— begin Supplied text —

Introduction to the Xen Virtual Machine
This article is intended mainly for developers who are new to Xen and who
want to know more about it. The first two sections, however, are general
and do not deal with code.
The
Xen
VMM (virtual machine monitor) is an open-source project that
is being developed in the computer laboratory of the University of
Cambridge, UK. It enables us to create many virtual machines, each of
which runs an instance of an operating system.
These guest operating systems can be a patched Linux kernel, version 2.4
or 2.6, or a patched NetBSD/FreeBSD kernel. User applications can run on
guest OSes as they are, without any change in code. Sun also is working
on a Solaris-on-Xen
port.
I have been following the Xen project closely for more than a year.
My interest in Xen began after I read about it in the OLS (Ottawa Linux
Symposium) 2004 proceedings. It increased after hearing
an interesting
lecture on the subject at a local UNIX group meeting.
Full virtualization has been done with some hardware emulators; one of the
popular open-source projects is the Bochs IA-32 Emulator.
Another known project is qemu.
The disadvantage of hardware emulators is their performance.
The idea behind the Xen Project (para-virtualization) is not new.
The
performance metrics and the high efficiency it achieves,
however, can be seen as a breakthrough. The overhead of running Xen is
very small indeed, about 3%.
As was said in the beginning, currently Xen patches the kernel. But, future
processors will support virtualization so that the kernel can run on
it unpatched. For example, both Intel VT and AMD Pacifica processors
will include such support.
In August 2005,
XenSource,
a commercial company that develops virtualization solutions
based on Xen, announced in Intel Developer Forum (IDF) that it has used
Intel VT-Enabled Platforms with Xen to virtualize both Linux and
Microsoft Windows XP SP2.
Xen with Intel VT or Xen with AMD Pacifica would be competitive with if
not superior to other virtualization methods, as well as to native operation.

— end Supplied text —
— begin Input records —

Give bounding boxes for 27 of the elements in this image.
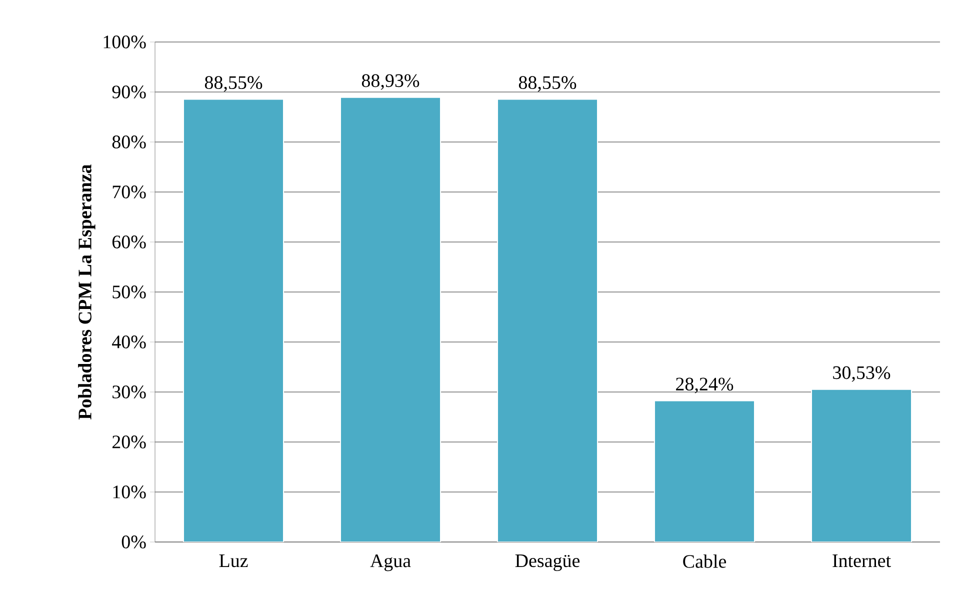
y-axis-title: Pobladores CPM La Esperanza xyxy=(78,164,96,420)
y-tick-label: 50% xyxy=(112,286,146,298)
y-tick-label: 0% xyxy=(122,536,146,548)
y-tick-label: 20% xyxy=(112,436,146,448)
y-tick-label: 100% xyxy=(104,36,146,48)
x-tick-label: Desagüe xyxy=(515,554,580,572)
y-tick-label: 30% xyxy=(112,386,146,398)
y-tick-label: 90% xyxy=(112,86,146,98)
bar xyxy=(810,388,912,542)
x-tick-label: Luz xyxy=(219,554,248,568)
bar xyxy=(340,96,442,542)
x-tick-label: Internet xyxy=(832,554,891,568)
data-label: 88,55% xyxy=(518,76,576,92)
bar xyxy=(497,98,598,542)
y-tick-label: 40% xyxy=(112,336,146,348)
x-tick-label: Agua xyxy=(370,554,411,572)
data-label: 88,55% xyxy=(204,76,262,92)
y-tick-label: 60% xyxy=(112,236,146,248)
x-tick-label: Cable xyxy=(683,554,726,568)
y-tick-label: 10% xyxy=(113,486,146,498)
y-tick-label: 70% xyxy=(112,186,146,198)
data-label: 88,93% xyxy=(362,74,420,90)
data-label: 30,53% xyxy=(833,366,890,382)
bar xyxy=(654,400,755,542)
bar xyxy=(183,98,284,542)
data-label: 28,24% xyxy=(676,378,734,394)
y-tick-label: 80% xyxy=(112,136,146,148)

— end Input records —
— begin Input records —

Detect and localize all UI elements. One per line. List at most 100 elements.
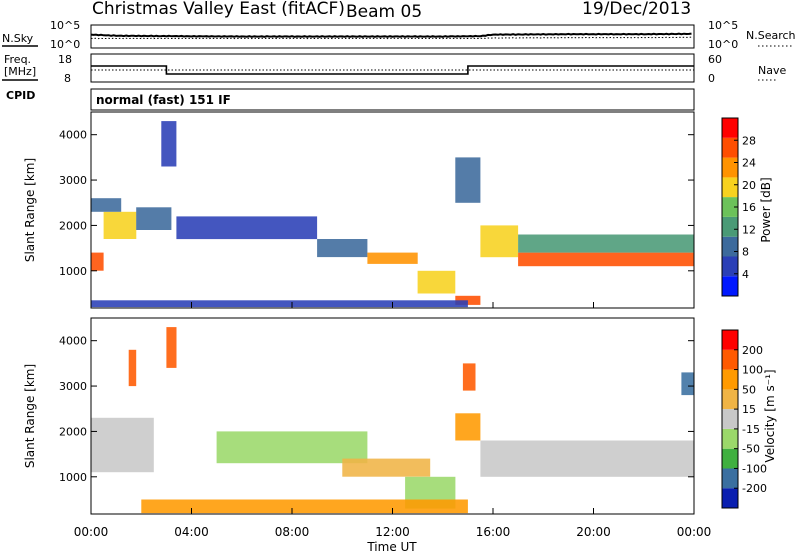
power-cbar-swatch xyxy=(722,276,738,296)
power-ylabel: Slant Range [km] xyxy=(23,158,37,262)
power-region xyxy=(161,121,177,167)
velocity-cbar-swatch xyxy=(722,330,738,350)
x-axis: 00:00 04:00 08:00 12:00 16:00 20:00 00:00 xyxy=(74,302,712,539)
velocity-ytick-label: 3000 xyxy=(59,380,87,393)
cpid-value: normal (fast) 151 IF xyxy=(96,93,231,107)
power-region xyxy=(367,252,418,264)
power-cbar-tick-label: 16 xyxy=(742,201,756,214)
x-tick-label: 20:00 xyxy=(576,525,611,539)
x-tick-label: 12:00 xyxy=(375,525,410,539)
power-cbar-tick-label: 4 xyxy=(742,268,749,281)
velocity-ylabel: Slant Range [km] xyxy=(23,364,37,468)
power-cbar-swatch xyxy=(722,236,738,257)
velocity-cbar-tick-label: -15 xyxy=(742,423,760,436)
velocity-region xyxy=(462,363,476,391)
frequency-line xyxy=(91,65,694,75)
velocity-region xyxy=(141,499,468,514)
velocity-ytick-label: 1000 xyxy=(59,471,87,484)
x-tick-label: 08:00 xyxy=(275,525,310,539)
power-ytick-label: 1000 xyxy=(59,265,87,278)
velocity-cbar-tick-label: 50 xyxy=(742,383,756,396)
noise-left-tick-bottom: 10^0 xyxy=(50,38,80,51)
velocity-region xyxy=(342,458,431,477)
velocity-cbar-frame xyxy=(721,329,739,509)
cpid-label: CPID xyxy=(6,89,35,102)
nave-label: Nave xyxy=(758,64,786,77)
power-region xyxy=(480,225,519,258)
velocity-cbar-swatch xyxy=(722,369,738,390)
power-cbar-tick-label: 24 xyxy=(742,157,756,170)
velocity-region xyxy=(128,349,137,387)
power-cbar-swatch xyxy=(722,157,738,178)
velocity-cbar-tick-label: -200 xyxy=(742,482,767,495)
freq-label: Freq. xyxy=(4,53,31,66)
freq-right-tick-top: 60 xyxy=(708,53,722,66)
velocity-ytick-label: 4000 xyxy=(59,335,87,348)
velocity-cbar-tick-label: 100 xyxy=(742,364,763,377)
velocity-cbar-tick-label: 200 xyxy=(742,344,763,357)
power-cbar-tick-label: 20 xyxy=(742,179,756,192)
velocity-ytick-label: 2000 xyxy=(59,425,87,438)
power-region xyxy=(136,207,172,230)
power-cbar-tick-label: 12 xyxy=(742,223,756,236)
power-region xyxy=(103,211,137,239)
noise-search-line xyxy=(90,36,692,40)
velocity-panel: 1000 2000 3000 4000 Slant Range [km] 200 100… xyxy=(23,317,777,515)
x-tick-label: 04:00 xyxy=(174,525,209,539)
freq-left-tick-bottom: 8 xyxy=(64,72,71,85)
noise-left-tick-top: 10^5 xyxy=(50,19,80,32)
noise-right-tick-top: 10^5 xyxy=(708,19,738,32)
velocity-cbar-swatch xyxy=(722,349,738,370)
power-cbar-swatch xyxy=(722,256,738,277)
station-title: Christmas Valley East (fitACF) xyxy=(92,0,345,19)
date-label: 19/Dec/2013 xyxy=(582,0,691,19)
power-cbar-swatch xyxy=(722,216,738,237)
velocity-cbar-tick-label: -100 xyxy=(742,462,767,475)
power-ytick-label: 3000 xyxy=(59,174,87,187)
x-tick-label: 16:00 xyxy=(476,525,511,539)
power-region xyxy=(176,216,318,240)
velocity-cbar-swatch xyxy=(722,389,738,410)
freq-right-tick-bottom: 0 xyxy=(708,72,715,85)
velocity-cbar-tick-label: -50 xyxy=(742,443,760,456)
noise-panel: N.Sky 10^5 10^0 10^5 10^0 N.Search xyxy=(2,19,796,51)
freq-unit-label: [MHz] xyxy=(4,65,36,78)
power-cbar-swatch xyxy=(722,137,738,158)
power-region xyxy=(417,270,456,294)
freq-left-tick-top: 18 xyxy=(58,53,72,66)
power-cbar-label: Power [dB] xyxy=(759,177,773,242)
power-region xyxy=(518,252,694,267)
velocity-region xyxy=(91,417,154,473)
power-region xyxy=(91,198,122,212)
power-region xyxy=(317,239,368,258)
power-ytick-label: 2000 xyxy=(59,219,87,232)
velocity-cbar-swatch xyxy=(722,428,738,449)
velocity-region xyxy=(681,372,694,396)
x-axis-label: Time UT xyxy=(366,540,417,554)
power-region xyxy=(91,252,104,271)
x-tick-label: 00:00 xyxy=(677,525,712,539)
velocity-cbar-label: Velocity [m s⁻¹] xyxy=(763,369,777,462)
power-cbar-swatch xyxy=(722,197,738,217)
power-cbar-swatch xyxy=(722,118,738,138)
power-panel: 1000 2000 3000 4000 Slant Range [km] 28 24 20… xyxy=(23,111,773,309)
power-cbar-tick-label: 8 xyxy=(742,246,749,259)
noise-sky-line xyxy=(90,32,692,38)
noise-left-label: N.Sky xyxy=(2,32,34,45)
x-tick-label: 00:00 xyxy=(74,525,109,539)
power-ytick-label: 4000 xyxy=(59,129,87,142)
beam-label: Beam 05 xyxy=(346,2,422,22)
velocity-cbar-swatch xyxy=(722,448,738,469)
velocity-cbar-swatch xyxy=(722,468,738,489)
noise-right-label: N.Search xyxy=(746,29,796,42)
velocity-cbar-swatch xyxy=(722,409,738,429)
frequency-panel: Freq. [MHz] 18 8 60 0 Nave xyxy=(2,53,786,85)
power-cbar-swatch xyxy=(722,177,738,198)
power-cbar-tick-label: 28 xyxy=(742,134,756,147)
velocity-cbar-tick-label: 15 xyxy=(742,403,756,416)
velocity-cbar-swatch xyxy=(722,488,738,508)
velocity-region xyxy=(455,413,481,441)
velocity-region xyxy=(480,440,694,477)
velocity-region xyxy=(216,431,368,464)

— end Input records —

Given instruction 1: Rewrite as a numbered list the lines of the listing above, everything from the line containing "y-axis-title: Pobladores CPM" down to the line containing "bar xyxy=(654,400,755,542)". Leave out blank lines.
Given instruction 2: Continue the Xen introduction from where it stops.

Written answer 1:
1. y-axis-title: Pobladores CPM La Esperanza xyxy=(78,164,96,420)
2. y-tick-label: 50% xyxy=(112,286,146,298)
3. y-tick-label: 0% xyxy=(122,536,146,548)
4. y-tick-label: 20% xyxy=(112,436,146,448)
5. y-tick-label: 100% xyxy=(104,36,146,48)
6. x-tick-label: Desagüe xyxy=(515,554,580,572)
7. y-tick-label: 30% xyxy=(112,386,146,398)
8. y-tick-label: 90% xyxy=(112,86,146,98)
9. bar xyxy=(810,388,912,542)
10. x-tick-label: Luz xyxy=(219,554,248,568)
11. bar xyxy=(340,96,442,542)
12. x-tick-label: Internet xyxy=(832,554,891,568)
13. data-label: 88,55% xyxy=(518,76,576,92)
14. bar xyxy=(497,98,598,542)
15. y-tick-label: 40% xyxy=(112,336,146,348)
16. x-tick-label: Agua xyxy=(370,554,411,572)
17. data-label: 88,55% xyxy=(204,76,262,92)
18. y-tick-label: 60% xyxy=(112,236,146,248)
19. x-tick-label: Cable xyxy=(683,554,726,568)
20. y-tick-label: 10% xyxy=(113,486,146,498)
21. y-tick-label: 70% xyxy=(112,186,146,198)
22. data-label: 88,93% xyxy=(362,74,420,90)
23. data-label: 30,53% xyxy=(833,366,890,382)
24. bar xyxy=(654,400,755,542)

Written answer 2:
In the same arena, VMware is a commercial company that develops the ESX server,
a virtualization solution not based on Xen. VMware announced in early August 2005
that it will be providing its partners with access to VMware ESX Server source
code and interfaces under a new program called
VMware Community Source.
A clear advantage of VMware is that it does not require a patch on the guest
OS. The VMware solution also enables the guest OS to be Windows.
VMware solution is probably slower than Xen, though, because it uses shadow
page tables whereas Xen uses both direct and shadow page tables.
Xen already is bundled in some distributions, including Fedora Core 4,
Debian and SuSE Professional 9.3, and it will be included in RHEL5.
The Fedora Project has
RPMs
for installing Xen, and other Linux distros have prepared
installation packages for Xen as well.
In addition, there is a port of Xen to IA-64. Plus, an interesting
Master's Thesis already has been written on the topic,
"HPC Virtualization with Xen on Itanium".
Support for other processors is in progress. The Xen team is working on
an x86_64 port, while IBM is working on Power5 support.
The Xen Web site has some versions available for download, both the 2.0.*
version and the xen-unstable version, also termed xen-3.0-devel. You
also can use the Mercurial source code management system to download
the latest version.
I installed the xen-3.0-devel, because at the time, the 2.0.*
version did not have the AGP support I had needed. This may have changed
since my installation. I found the installation process to be quite
simple. You should run make world and
make install, update the bootloader
conf file and that's it--you're ready to boot into Xen. You should
follow the instructions in
the
user manual for best results.
The Return of the Ring
The protection model of the Intel x386 CPU is built from four rings: ring
0 is for the OS and ring 3 is for user applications. Rings 1 and 2 are
not used except in rare cases, such as OS/2; see the
IA-32 Intel Architecture Software Developer's Manual,
Volume 1: Basic Architecture, section 4.5 (privilege levels).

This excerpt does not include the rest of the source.